Reliability as Ethical Commitment
Trustworthiness is defined as a duty to be honest, competent and reliable when applied to the corporate values of an institution. Honesty and competence are attributes that are straightforward especially as institutional duties envisioned by Onora O'Neill, even as they can be hard to pin down. But the "ethical commitment" to trustworthiness is really where reliability insists integrity dominates against other pressures. When incentives are to cut corners, oversimplify or skip assurance to expedite delivery of save resources, the commitment to reliability insists on professional principles. Similarly, when revelations are socially or politically awkward to admit, various kinds of lies and dissembling undermine trustworthiness.
Public bodies are often accused of deceit and incompetence, suspicion born of too little information being available, and so statisticians promote the idea of intelligent transparency. This earnest attention to transparency is predicated on a belief that practices are trustworthy, and assumes public mistrust is due to misconceptions. But that means a corporate commitment to transparency has to be honoured reliably, i.e. exceptions are unrelated to factors which undermine assertions of trustworthiness. Hence security and economic constraints restrict some publications, and release of commercially and politically sensitive information is carefully scheduled, but these can also be foreseen, and mitigated in some ways.
The concept of reliability is weakly developed, and specifically how it is achieved and sustained. Habits might have set this problem aside, and customary practices are likely to do this even as professionals sometimes adopt processes that have a ritual character. A much bigger challenge is sustaining good practice in the face of new technologies, techniques and circumstances, exactly the challenge of innovation. Regulation of new work broadly labelled as data science is already strained by grand claims which are not really honest, and skills shortages which put a premium on competence. What to do to remediate these challenges is a matter of discussion, but will benefit from a consideration of principles.

TO BE DONE => In the passage on reliability as an ethical commitment, what three things is trustworthiness defined as a duty to be?

DATA LINES =>
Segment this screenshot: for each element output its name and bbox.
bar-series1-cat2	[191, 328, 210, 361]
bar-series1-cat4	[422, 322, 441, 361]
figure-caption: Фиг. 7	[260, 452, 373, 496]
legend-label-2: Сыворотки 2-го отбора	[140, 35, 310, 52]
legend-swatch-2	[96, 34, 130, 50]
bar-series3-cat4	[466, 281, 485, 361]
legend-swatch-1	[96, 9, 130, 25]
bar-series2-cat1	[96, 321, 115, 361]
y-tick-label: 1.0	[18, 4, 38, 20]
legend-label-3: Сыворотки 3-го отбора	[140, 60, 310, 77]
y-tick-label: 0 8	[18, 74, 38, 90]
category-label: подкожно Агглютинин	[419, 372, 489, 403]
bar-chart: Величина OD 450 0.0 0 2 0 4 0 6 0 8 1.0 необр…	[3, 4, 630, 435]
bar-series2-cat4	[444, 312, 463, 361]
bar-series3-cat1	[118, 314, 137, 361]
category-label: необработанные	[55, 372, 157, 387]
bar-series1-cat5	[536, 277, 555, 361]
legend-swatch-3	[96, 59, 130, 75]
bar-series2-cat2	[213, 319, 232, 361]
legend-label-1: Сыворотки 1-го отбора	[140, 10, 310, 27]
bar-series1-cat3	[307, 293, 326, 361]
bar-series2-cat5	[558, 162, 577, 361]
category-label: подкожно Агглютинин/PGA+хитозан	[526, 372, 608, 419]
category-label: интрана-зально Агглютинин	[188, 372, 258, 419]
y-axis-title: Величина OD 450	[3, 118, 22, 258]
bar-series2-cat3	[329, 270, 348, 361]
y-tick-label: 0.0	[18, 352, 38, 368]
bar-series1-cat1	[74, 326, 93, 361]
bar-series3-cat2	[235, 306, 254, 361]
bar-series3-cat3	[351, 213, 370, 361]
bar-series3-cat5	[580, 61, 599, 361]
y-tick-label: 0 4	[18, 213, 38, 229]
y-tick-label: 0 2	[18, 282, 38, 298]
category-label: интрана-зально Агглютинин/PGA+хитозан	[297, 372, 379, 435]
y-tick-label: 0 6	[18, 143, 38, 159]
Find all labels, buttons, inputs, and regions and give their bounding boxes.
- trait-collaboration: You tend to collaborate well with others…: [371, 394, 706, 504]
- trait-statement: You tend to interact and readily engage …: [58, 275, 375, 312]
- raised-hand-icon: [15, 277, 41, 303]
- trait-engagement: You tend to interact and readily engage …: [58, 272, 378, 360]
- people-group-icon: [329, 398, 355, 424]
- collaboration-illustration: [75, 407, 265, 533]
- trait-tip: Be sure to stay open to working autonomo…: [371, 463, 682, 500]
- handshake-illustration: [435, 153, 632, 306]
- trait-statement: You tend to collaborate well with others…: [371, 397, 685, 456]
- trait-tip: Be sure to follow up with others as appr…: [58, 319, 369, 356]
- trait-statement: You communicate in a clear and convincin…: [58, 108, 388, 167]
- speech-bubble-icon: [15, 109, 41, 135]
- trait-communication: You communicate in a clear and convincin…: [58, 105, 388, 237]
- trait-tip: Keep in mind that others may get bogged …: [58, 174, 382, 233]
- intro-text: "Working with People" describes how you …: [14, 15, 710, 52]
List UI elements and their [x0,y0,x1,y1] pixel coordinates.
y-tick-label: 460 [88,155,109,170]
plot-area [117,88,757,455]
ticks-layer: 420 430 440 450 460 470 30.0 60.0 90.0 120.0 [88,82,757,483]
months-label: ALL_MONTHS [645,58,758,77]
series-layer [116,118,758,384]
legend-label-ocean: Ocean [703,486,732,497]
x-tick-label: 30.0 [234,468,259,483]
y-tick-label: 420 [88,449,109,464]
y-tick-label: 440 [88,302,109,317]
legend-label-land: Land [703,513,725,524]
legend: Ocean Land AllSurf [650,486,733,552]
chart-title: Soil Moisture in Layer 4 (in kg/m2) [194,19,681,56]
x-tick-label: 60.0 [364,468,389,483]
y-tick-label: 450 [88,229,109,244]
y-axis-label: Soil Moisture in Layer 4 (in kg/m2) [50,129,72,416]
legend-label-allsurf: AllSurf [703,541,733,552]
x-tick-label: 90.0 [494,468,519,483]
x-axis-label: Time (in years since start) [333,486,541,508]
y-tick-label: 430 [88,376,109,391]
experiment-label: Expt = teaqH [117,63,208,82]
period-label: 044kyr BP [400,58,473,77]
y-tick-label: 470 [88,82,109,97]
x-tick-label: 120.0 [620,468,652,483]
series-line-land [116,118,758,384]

CORRECT ANSWER => Honest, competent and reliable.